INSTRUCTIONS FOR THE TASK:
In the listing below, find every line with the string "ngày" and pull it out.

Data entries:
§ §

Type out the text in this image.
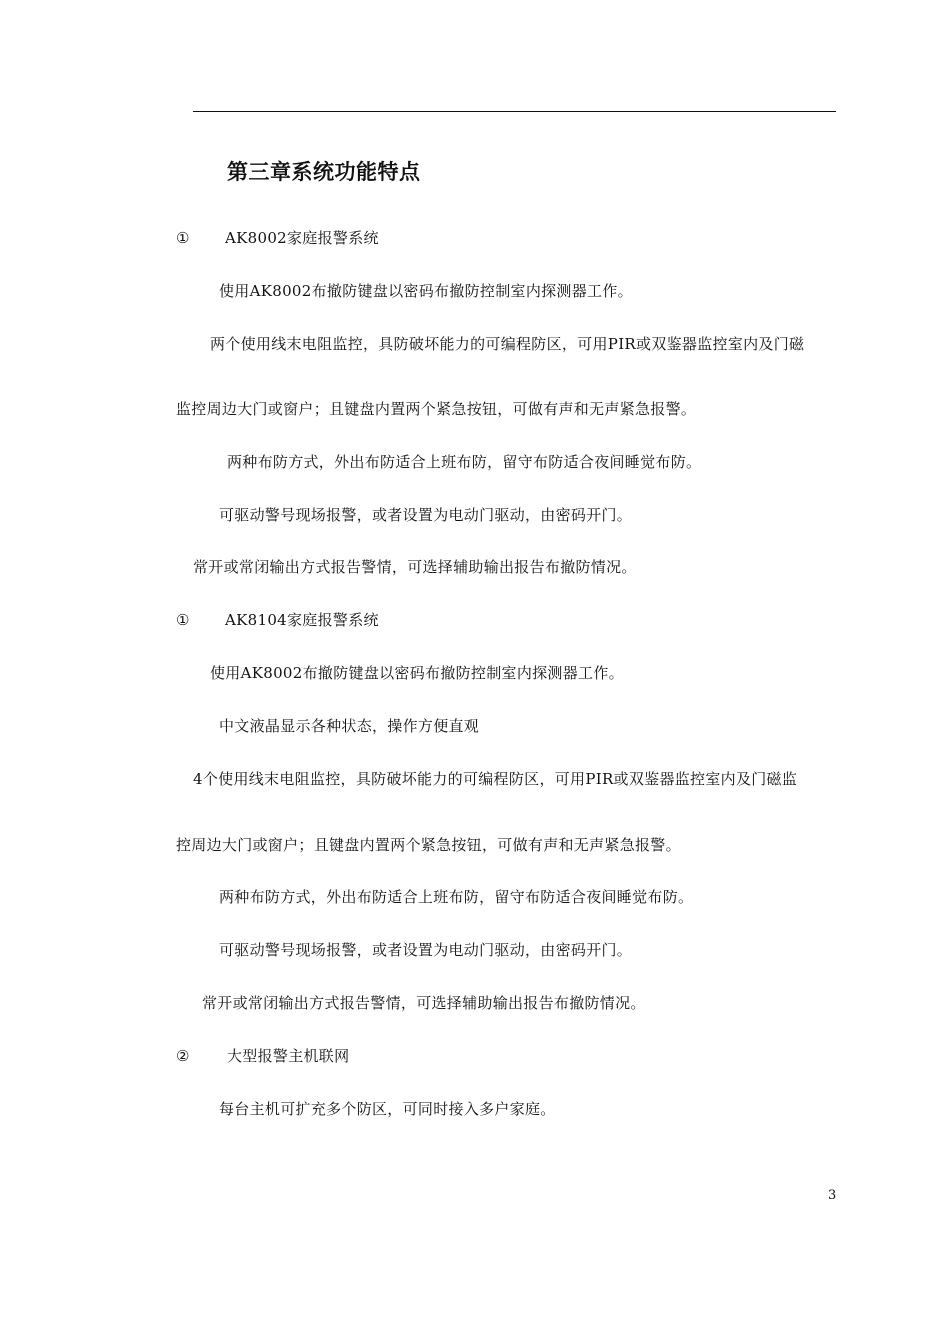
第三章系统功能特点
① AK8002家庭报警系统
使用AK8002布撤防键盘以密码布撤防控制室内探测器工作。
两个使用线末电阻监控，具防破坏能力的可编程防区，可用PIR或双鉴器监控室内及门磁
监控周边大门或窗户；且键盘内置两个紧急按钮，可做有声和无声紧急报警。
两种布防方式，外出布防适合上班布防，留守布防适合夜间睡觉布防。
可驱动警号现场报警，或者设置为电动门驱动，由密码开门。
常开或常闭输出方式报告警情，可选择辅助输出报告布撤防情况。
① AK8104家庭报警系统
使用AK8002布撤防键盘以密码布撤防控制室内探测器工作。
中文液晶显示各种状态，操作方便直观
4个使用线末电阻监控，具防破坏能力的可编程防区，可用PIR或双鉴器监控室内及门磁监
控周边大门或窗户；且键盘内置两个紧急按钮，可做有声和无声紧急报警。
两种布防方式，外出布防适合上班布防，留守布防适合夜间睡觉布防。
可驱动警号现场报警，或者设置为电动门驱动，由密码开门。
常开或常闭输出方式报告警情，可选择辅助输出报告布撤防情况。
②	大型报警主机联网
每台主机可扩充多个防区，可同时接入多户家庭。
3
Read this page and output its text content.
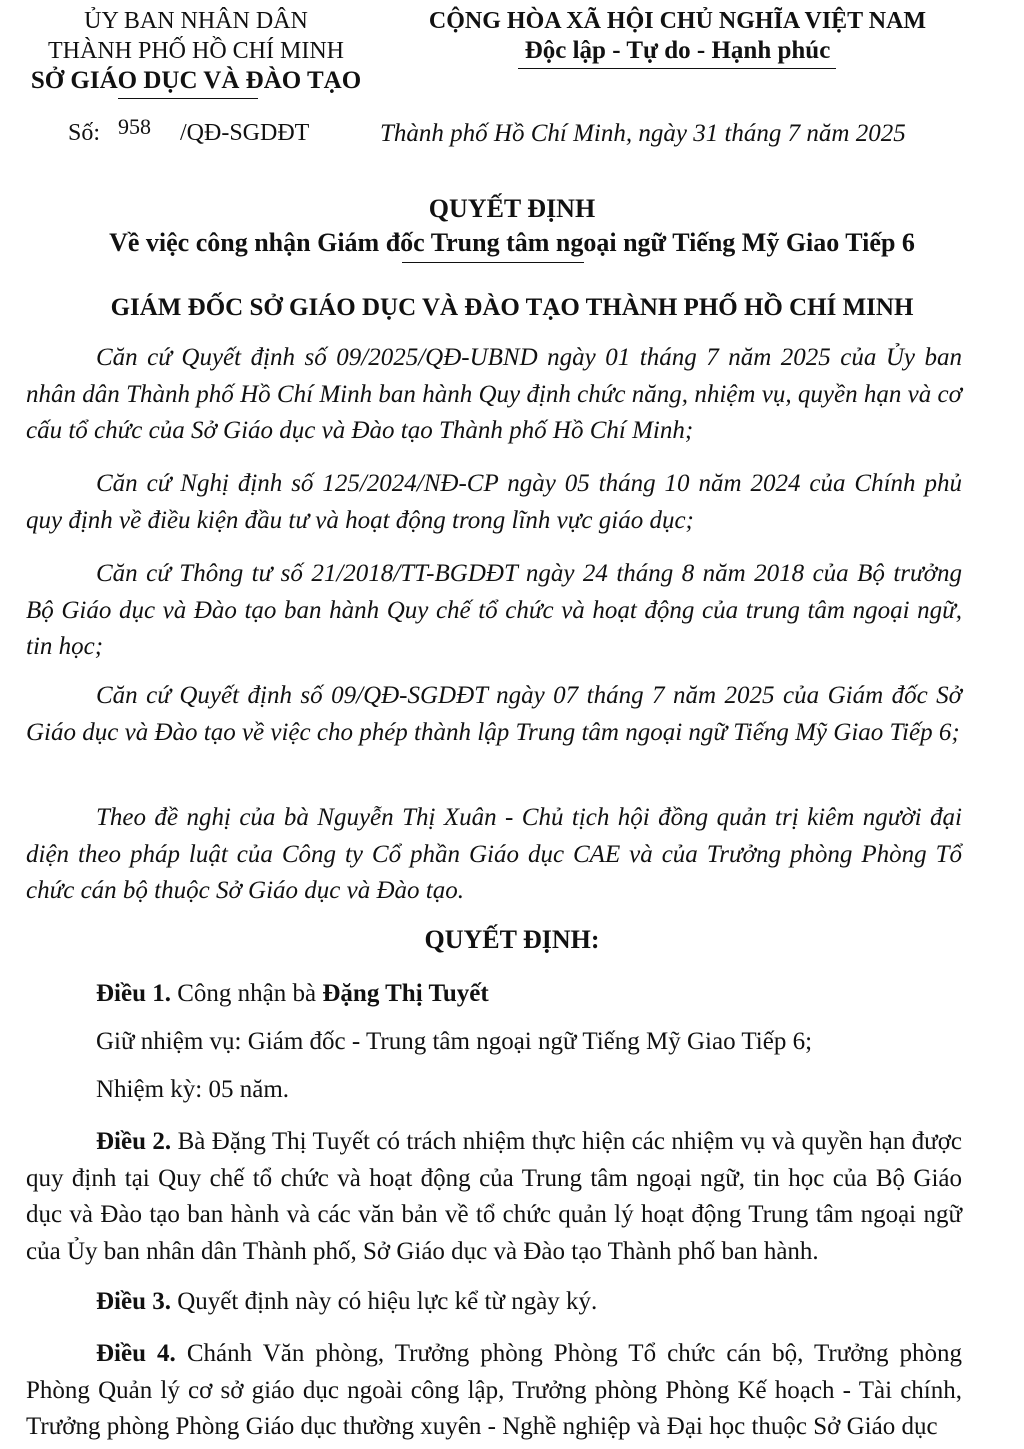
ỦY BAN NHÂN DÂN
THÀNH PHỐ HỒ CHÍ MINH
SỞ GIÁO DỤC VÀ ĐÀO TẠO
CỘNG HÒA XÃ HỘI CHỦ NGHĨA VIỆT NAM
Độc lập - Tự do - Hạnh phúc
Số: 958 /QĐ-SGDĐT	Thành phố Hồ Chí Minh, ngày 31 tháng 7 năm 2025
QUYẾT ĐỊNH
Về việc công nhận Giám đốc Trung tâm ngoại ngữ Tiếng Mỹ Giao Tiếp 6
GIÁM ĐỐC SỞ GIÁO DỤC VÀ ĐÀO TẠO THÀNH PHỐ HỒ CHÍ MINH

Căn cứ Quyết định số 09/2025/QĐ-UBND ngày 01 tháng 7 năm 2025 của Ủy ban nhân dân Thành phố Hồ Chí Minh ban hành Quy định chức năng, nhiệm vụ, quyền hạn và cơ cấu tổ chức của Sở Giáo dục và Đào tạo Thành phố Hồ Chí Minh;

Căn cứ Nghị định số 125/2024/NĐ-CP ngày 05 tháng 10 năm 2024 của Chính phủ quy định về điều kiện đầu tư và hoạt động trong lĩnh vực giáo dục;

Căn cứ Thông tư số 21/2018/TT-BGDĐT ngày 24 tháng 8 năm 2018 của Bộ trưởng Bộ Giáo dục và Đào tạo ban hành Quy chế tổ chức và hoạt động của trung tâm ngoại ngữ, tin học;

Căn cứ Quyết định số 09/QĐ-SGDĐT ngày 07 tháng 7 năm 2025 của Giám đốc Sở Giáo dục và Đào tạo về việc cho phép thành lập Trung tâm ngoại ngữ Tiếng Mỹ Giao Tiếp 6;

Theo đề nghị của bà Nguyễn Thị Xuân - Chủ tịch hội đồng quản trị kiêm người đại diện theo pháp luật của Công ty Cổ phần Giáo dục CAE và của Trưởng phòng Phòng Tổ chức cán bộ thuộc Sở Giáo dục và Đào tạo.

QUYẾT ĐỊNH:

Điều 1. Công nhận bà Đặng Thị Tuyết

Giữ nhiệm vụ: Giám đốc - Trung tâm ngoại ngữ Tiếng Mỹ Giao Tiếp 6;

Nhiệm kỳ: 05 năm.

Điều 2. Bà Đặng Thị Tuyết có trách nhiệm thực hiện các nhiệm vụ và quyền hạn được quy định tại Quy chế tổ chức và hoạt động của Trung tâm ngoại ngữ, tin học của Bộ Giáo dục và Đào tạo ban hành và các văn bản về tổ chức quản lý hoạt động Trung tâm ngoại ngữ của Ủy ban nhân dân Thành phố, Sở Giáo dục và Đào tạo Thành phố ban hành.

Điều 3. Quyết định này có hiệu lực kể từ ngày ký.

Điều 4. Chánh Văn phòng, Trưởng phòng Phòng Tổ chức cán bộ, Trưởng phòng Phòng Quản lý cơ sở giáo dục ngoài công lập, Trưởng phòng Phòng Kế hoạch - Tài chính, Trưởng phòng Phòng Giáo dục thường xuyên - Nghề nghiệp và Đại học thuộc Sở Giáo dục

§ §

RESULT:
Số: 958 /QĐ-SGDĐT	Thành phố Hồ Chí Minh, ngày 31 tháng 7 năm 2025
Căn cứ Quyết định số 09/2025/QĐ-UBND ngày 01 tháng 7 năm 2025 của Ủy ban nhân dân Thành phố Hồ Chí Minh ban hành Quy định chức năng, nhiệm vụ, quyền hạn và cơ cấu tổ chức của Sở Giáo dục và Đào tạo Thành phố Hồ Chí Minh;
Căn cứ Nghị định số 125/2024/NĐ-CP ngày 05 tháng 10 năm 2024 của Chính phủ quy định về điều kiện đầu tư và hoạt động trong lĩnh vực giáo dục;
Căn cứ Thông tư số 21/2018/TT-BGDĐT ngày 24 tháng 8 năm 2018 của Bộ trưởng Bộ Giáo dục và Đào tạo ban hành Quy chế tổ chức và hoạt động của trung tâm ngoại ngữ, tin học;
Căn cứ Quyết định số 09/QĐ-SGDĐT ngày 07 tháng 7 năm 2025 của Giám đốc Sở Giáo dục và Đào tạo về việc cho phép thành lập Trung tâm ngoại ngữ Tiếng Mỹ Giao Tiếp 6;
Điều 3. Quyết định này có hiệu lực kể từ ngày ký.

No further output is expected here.